Vorliegender Text:
<<<<
Sonstiges, Tour de France 07


So nun ist die Tour de France heute mit dem Prolog gestartet, die Stimmung ist zwar noch ein wenig getrübt durch die Fuentes Affäre, Spekulationen und die Geständnisse aktiver/ehemaliger Fahrer, aber wohl wie jedes Jahr werde ich auch diesmal wieder etliche Stunde vor dem TV verbringen und mir die Leistung der Radsporlter anschauen, egal ob mit oder ohne Doping. Was ich immer sehr interessant finde, sind die diversen Tourtagebücher der Radsportler daher habe ich mir einmal die Mühe gemacht und die Seiten der Deutschen Tourteilnehmer nach geführten Tagebüchern durchsucht.

Im folgenden alle Tourteilnehmer aus Deutschland, mit Verweis auf das jeweilige Tagebuch, wenn vorhanden.
>>>>
Aufgabe: Kannst du aus dem Text zur Tour de France den Abschnitt wortgetreu abschreiben, der bei den Worten „Sonstiges, Tour de“ beginnt und nach „Tagebuch, wenn vorhanden.“ endet?

Bereitgestellte Daten:
<<<<
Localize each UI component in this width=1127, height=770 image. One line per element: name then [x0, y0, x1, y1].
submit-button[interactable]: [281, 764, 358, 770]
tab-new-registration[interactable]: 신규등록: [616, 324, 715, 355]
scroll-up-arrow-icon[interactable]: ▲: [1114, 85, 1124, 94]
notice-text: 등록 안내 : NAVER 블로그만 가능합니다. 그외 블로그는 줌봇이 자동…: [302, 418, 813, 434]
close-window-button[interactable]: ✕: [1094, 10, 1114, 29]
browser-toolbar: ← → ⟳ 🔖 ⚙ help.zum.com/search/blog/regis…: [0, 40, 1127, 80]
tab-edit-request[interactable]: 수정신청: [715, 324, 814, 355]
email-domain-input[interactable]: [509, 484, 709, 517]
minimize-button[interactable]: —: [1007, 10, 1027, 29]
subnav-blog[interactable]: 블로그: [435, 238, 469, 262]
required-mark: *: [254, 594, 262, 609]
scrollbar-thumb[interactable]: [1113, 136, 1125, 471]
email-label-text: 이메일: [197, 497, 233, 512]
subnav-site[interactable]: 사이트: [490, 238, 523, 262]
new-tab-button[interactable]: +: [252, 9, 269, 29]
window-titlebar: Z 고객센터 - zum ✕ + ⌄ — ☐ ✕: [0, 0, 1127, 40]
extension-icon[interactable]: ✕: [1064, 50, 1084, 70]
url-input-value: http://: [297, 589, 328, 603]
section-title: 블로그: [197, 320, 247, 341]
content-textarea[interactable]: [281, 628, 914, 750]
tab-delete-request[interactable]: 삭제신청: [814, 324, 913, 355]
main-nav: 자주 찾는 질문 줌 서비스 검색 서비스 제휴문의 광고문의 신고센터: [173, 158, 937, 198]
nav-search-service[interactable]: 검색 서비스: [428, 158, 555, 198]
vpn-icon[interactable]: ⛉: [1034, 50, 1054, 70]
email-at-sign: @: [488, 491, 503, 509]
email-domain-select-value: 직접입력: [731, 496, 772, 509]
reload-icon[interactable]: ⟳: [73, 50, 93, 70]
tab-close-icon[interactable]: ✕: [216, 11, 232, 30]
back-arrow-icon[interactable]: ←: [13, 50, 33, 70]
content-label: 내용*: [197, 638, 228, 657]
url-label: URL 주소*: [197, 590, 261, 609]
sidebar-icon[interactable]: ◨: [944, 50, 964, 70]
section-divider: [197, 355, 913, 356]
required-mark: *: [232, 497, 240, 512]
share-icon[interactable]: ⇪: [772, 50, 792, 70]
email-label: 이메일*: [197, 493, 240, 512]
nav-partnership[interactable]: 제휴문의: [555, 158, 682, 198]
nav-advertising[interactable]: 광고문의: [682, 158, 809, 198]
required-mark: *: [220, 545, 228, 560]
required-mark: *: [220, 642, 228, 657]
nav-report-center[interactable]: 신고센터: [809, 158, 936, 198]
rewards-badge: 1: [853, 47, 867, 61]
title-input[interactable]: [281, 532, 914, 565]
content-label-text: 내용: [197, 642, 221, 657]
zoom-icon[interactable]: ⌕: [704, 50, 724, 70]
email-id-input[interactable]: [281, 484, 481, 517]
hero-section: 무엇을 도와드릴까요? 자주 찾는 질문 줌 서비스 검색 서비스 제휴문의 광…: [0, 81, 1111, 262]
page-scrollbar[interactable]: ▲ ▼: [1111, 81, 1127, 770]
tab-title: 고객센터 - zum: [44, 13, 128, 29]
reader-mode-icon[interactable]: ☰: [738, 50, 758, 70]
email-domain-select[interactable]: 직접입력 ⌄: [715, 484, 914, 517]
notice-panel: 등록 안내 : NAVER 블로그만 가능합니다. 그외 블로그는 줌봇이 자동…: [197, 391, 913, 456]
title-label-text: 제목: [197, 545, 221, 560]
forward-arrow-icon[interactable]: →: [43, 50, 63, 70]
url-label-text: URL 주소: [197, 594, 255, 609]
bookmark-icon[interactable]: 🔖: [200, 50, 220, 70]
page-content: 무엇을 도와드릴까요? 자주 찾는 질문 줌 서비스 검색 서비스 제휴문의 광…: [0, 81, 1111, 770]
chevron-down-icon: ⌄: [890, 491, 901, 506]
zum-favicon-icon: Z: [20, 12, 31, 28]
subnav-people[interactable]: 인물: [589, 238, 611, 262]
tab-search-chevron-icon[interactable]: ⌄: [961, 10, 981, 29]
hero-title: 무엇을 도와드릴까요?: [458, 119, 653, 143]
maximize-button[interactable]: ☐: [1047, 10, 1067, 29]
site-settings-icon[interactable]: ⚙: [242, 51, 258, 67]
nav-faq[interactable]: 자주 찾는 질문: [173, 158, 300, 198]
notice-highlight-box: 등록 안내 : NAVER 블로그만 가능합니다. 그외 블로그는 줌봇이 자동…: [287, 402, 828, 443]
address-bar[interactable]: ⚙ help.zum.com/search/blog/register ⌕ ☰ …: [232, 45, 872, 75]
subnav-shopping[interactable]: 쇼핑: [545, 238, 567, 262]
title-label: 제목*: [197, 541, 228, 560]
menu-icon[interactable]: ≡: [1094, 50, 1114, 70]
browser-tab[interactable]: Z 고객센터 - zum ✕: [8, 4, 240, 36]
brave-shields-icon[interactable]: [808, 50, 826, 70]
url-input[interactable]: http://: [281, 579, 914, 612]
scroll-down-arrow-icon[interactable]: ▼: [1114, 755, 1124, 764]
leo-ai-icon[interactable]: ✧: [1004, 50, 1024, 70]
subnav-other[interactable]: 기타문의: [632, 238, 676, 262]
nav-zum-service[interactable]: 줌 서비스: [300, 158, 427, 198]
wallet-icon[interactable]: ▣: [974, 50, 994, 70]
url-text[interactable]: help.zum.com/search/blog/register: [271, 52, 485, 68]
>>>>
Erledigte Aufgabe:
Sonstiges, Tour de France 07


So nun ist die Tour de France heute mit dem Prolog gestartet, die Stimmung ist zwar noch ein wenig getrübt durch die Fuentes Affäre, Spekulationen und die Geständnisse aktiver/ehemaliger Fahrer, aber wohl wie jedes Jahr werde ich auch diesmal wieder etliche Stunde vor dem TV verbringen und mir die Leistung der Radsporlter anschauen, egal ob mit oder ohne Doping. Was ich immer sehr interessant finde, sind die diversen Tourtagebücher der Radsportler daher habe ich mir einmal die Mühe gemacht und die Seiten der Deutschen Tourteilnehmer nach geführten Tagebüchern durchsucht.

Im folgenden alle Tourteilnehmer aus Deutschland, mit Verweis auf das jeweilige Tagebuch, wenn vorhanden.